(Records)
[START]
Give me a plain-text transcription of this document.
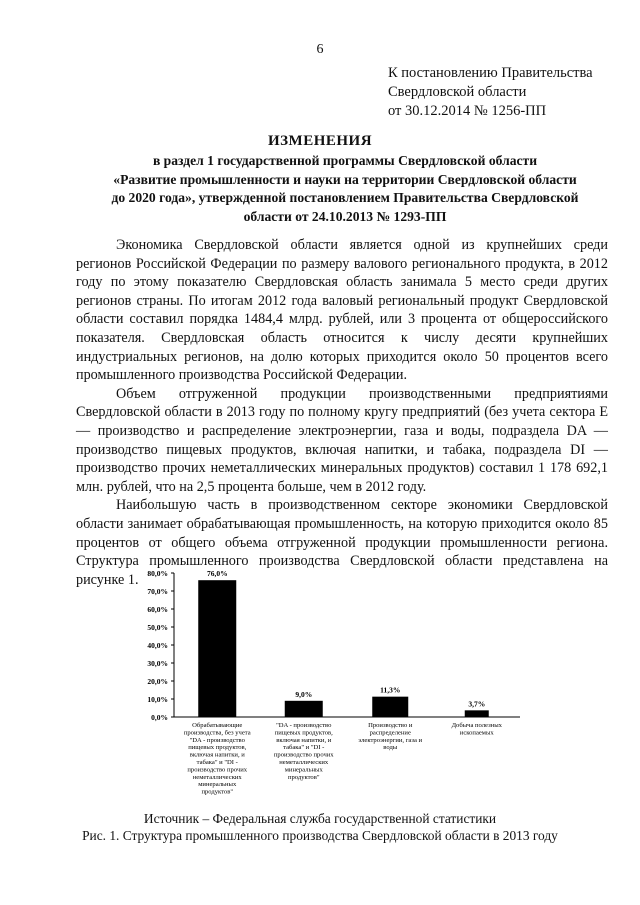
6
К постановлению Правительства
Свердловской области
от 30.12.2014 № 1256-ПП
ИЗМЕНЕНИЯ
в раздел 1 государственной программы Свердловской области
«Развитие промышленности и науки на территории Свердловской области
до 2020 года», утвержденной постановлением Правительства Свердловской
области от 24.10.2013 № 1293-ПП

Экономика Свердловской области является одной из крупнейших среди регионов Российской Федерации по размеру валового регионального продукта, в 2012 году по этому показателю Свердловская область занимала 5 место среди других регионов страны. По итогам 2012 года валовый региональный продукт Свердловской области составил порядка 1484,4 млрд. рублей, или 3 процента от общероссийского показателя. Свердловская область относится к числу десяти крупнейших индустриальных регионов, на долю которых приходится около 50 процентов всего промышленного производства Российской Федерации.

Объем отгруженной продукции производственными предприятиями Свердловской области в 2013 году по полному кругу предприятий (без учета сектора E — производство и распределение электроэнергии, газа и воды, подраздела DA — производство пищевых продуктов, включая напитки, и табака, подраздела DI — производство прочих неметаллических минеральных продуктов) составил 1 178 692,1 млн. рублей, что на 2,5 процента больше, чем в 2012 году.

Наибольшую часть в производственном секторе экономики Свердловской области занимает обрабатывающая промышленность, на которую приходится около 85 процентов от общего объема отгруженной продукции промышленности региона. Структура промышленного производства Свердловской области представлена на рисунке 1.

0,0%
10,0%
20,0%
30,0%
40,0%
50,0%
60,0%
70,0%
80,0%	76,0%
Обрабатывающие производства, без учета "DA - производство пищевых продуктов, включая напитки, и табака" и "DI -производство прочих неметаллических минеральных продуктов"
9,0%
"DA - производство пищевых продуктов, включая напитки, и табака" и "DI -производство прочих неметаллических минеральных продуктов"
11,3%
Производство и распределение электроэнергии, газа и воды
3,7%
Добыча полезных ископаемых
Источник – Федеральная служба государственной статистики
Рис. 1. Структура промышленного производства Свердловской области в 2013 году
[END]
• _What the task requires_: Without the pictures, print the records in full, exactly as they appear.

• _Solution to the exercise_:
Give me a plain-text transcription of this document.
6
К постановлению Правительства
Свердловской области
от 30.12.2014 № 1256-ПП
ИЗМЕНЕНИЯ
в раздел 1 государственной программы Свердловской области
«Развитие промышленности и науки на территории Свердловской области
до 2020 года», утвержденной постановлением Правительства Свердловской
области от 24.10.2013 № 1293-ПП

Экономика Свердловской области является одной из крупнейших среди регионов Российской Федерации по размеру валового регионального продукта, в 2012 году по этому показателю Свердловская область занимала 5 место среди других регионов страны. По итогам 2012 года валовый региональный продукт Свердловской области составил порядка 1484,4 млрд. рублей, или 3 процента от общероссийского показателя. Свердловская область относится к числу десяти крупнейших индустриальных регионов, на долю которых приходится около 50 процентов всего промышленного производства Российской Федерации.

Объем отгруженной продукции производственными предприятиями Свердловской области в 2013 году по полному кругу предприятий (без учета сектора E — производство и распределение электроэнергии, газа и воды, подраздела DA — производство пищевых продуктов, включая напитки, и табака, подраздела DI — производство прочих неметаллических минеральных продуктов) составил 1 178 692,1 млн. рублей, что на 2,5 процента больше, чем в 2012 году.

Наибольшую часть в производственном секторе экономики Свердловской области занимает обрабатывающая промышленность, на которую приходится около 85 процентов от общего объема отгруженной продукции промышленности региона. Структура промышленного производства Свердловской области представлена на рисунке 1.

0,0%
10,0%
20,0%
30,0%
40,0%
50,0%
60,0%
70,0%
80,0%	76,0%
Обрабатывающие производства, без учета "DA - производство пищевых продуктов, включая напитки, и табака" и "DI -производство прочих неметаллических минеральных продуктов"
9,0%
"DA - производство пищевых продуктов, включая напитки, и табака" и "DI -производство прочих неметаллических минеральных продуктов"
11,3%
Производство и распределение электроэнергии, газа и воды
3,7%
Добыча полезных ископаемых
Источник – Федеральная служба государственной статистики
Рис. 1. Структура промышленного производства Свердловской области в 2013 году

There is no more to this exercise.